▶ **TASK TO CARRY OUT**:
Go through the listing and return every line with "title" in it.

-- begin --

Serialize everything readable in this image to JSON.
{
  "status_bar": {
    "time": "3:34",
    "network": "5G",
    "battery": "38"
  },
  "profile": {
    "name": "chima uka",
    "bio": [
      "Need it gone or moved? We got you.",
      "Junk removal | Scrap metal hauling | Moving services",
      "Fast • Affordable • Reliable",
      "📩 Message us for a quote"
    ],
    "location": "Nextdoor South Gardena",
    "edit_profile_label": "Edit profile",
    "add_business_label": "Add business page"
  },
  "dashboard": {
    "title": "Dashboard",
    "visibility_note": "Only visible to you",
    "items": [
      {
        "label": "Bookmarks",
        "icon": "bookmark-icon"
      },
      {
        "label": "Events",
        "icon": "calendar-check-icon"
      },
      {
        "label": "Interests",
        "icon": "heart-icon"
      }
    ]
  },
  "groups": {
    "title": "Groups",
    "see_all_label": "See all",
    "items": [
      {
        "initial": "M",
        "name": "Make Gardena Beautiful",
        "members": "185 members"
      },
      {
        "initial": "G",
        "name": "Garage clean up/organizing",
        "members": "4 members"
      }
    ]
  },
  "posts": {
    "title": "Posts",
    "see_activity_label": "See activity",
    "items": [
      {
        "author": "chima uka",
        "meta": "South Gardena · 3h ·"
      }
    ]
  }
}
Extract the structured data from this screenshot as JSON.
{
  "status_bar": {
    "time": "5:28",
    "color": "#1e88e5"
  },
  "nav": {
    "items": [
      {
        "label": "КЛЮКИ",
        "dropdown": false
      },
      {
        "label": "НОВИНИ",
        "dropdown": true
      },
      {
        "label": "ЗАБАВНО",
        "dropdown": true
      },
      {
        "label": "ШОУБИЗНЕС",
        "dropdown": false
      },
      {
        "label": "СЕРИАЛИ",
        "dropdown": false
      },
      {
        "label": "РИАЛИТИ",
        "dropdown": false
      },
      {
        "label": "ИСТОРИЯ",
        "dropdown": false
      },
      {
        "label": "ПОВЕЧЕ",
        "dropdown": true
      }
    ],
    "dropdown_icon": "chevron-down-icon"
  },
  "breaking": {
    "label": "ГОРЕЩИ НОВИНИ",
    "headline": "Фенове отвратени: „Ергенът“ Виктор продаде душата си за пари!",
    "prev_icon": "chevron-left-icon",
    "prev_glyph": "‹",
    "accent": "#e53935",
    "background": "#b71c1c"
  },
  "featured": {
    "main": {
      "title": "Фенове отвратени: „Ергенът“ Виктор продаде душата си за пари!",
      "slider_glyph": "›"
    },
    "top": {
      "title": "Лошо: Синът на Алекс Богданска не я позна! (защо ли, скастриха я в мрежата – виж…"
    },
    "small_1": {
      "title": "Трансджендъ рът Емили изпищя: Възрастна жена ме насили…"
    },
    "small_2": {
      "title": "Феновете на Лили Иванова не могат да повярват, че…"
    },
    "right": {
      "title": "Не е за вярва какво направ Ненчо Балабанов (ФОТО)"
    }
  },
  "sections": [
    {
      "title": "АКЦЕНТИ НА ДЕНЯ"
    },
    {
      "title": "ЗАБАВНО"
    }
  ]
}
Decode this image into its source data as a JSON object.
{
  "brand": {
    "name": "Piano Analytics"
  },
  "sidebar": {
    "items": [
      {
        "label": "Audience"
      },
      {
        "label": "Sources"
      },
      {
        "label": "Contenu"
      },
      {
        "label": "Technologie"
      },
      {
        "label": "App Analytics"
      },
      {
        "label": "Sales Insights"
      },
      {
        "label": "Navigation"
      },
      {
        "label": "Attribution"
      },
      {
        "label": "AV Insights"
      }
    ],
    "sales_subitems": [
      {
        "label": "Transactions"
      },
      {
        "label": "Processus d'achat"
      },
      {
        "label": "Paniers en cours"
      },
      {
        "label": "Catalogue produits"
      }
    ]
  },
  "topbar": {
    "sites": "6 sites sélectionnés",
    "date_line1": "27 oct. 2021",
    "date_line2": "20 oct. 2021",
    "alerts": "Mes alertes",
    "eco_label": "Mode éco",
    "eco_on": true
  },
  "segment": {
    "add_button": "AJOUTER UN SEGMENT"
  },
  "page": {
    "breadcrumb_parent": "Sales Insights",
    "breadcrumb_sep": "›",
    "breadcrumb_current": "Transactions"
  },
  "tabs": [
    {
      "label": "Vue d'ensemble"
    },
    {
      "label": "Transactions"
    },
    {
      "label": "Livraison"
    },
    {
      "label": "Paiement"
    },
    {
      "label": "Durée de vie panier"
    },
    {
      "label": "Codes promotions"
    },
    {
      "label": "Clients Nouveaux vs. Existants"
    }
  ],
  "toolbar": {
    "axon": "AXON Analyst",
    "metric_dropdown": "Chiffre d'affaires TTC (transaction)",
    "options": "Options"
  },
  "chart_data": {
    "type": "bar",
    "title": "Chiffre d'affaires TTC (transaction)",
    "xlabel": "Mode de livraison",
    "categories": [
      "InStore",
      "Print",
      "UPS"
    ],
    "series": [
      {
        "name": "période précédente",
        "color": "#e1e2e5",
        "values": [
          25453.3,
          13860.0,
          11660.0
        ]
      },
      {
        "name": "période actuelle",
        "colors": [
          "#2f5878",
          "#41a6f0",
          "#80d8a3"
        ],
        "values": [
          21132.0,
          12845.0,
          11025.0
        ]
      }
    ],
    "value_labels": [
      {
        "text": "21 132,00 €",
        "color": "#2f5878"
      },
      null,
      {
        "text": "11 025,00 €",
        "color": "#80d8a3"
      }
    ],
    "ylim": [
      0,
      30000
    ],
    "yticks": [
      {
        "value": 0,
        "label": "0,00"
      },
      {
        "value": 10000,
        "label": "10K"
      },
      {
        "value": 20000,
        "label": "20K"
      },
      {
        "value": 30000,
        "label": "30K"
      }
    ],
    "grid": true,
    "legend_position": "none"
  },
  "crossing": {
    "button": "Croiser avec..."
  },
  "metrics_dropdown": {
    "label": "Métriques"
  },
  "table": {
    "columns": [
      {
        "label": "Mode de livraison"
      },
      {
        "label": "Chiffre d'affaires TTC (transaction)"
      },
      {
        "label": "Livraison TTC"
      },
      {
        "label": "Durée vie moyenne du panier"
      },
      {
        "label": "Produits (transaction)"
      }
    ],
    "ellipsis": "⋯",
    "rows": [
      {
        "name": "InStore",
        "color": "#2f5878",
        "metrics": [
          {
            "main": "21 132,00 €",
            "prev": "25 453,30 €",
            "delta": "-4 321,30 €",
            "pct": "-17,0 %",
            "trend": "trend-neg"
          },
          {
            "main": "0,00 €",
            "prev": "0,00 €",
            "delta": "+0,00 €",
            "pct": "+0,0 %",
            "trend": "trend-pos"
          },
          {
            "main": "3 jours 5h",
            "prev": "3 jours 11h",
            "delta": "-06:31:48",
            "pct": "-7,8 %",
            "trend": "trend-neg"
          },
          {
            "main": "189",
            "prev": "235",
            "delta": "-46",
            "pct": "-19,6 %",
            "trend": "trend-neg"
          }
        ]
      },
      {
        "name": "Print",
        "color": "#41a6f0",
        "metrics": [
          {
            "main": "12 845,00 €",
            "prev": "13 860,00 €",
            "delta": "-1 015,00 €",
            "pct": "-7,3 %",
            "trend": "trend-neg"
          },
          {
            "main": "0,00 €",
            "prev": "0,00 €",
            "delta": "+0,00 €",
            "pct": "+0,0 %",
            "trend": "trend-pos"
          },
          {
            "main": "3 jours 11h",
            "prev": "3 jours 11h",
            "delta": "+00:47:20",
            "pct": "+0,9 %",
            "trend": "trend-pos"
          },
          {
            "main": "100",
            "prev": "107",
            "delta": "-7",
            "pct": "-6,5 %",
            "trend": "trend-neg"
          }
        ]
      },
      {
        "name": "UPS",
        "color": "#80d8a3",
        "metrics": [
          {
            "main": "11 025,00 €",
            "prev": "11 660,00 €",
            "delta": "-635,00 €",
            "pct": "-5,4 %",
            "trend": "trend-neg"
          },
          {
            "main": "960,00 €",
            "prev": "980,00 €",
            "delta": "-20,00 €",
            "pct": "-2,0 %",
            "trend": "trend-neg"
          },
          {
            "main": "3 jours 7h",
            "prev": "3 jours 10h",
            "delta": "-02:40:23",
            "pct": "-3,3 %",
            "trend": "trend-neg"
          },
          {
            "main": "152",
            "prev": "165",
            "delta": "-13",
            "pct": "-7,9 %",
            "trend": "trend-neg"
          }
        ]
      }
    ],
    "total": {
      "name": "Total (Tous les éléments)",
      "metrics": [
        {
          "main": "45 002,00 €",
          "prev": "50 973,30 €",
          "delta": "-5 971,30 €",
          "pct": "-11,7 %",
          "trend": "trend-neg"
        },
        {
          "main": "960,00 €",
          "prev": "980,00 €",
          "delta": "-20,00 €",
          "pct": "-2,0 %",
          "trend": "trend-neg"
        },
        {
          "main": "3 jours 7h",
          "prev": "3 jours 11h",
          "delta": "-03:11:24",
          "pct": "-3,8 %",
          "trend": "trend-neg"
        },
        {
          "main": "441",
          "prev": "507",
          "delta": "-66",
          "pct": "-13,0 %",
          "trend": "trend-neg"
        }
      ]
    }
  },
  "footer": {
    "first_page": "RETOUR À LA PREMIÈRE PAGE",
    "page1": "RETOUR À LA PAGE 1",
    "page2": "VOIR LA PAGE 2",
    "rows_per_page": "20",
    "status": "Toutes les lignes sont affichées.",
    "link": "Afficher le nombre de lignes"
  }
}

-- end --

▶ **CORRECT RESULT**:
    "title": "Dashboard",
    "title": "Groups",
    "title": "Posts",
      "title": "Фенове отвратени: „Ергенът“ Виктор продаде душата си за пари!",
      "title": "Лошо: Синът на Алекс Богданска не я позна! (защо ли, скастриха я в мрежата – виж…"
      "title": "Трансджендъ рът Емили изпищя: Възрастна жена ме насили…"
      "title": "Феновете на Лили Иванова не могат да повярват, че…"
      "title": "Не е за вярва какво направ Ненчо Балабанов (ФОТО)"
      "title": "АКЦЕНТИ НА ДЕНЯ"
      "title": "ЗАБАВНО"
    "title": "Chiffre d'affaires TTC (transaction)",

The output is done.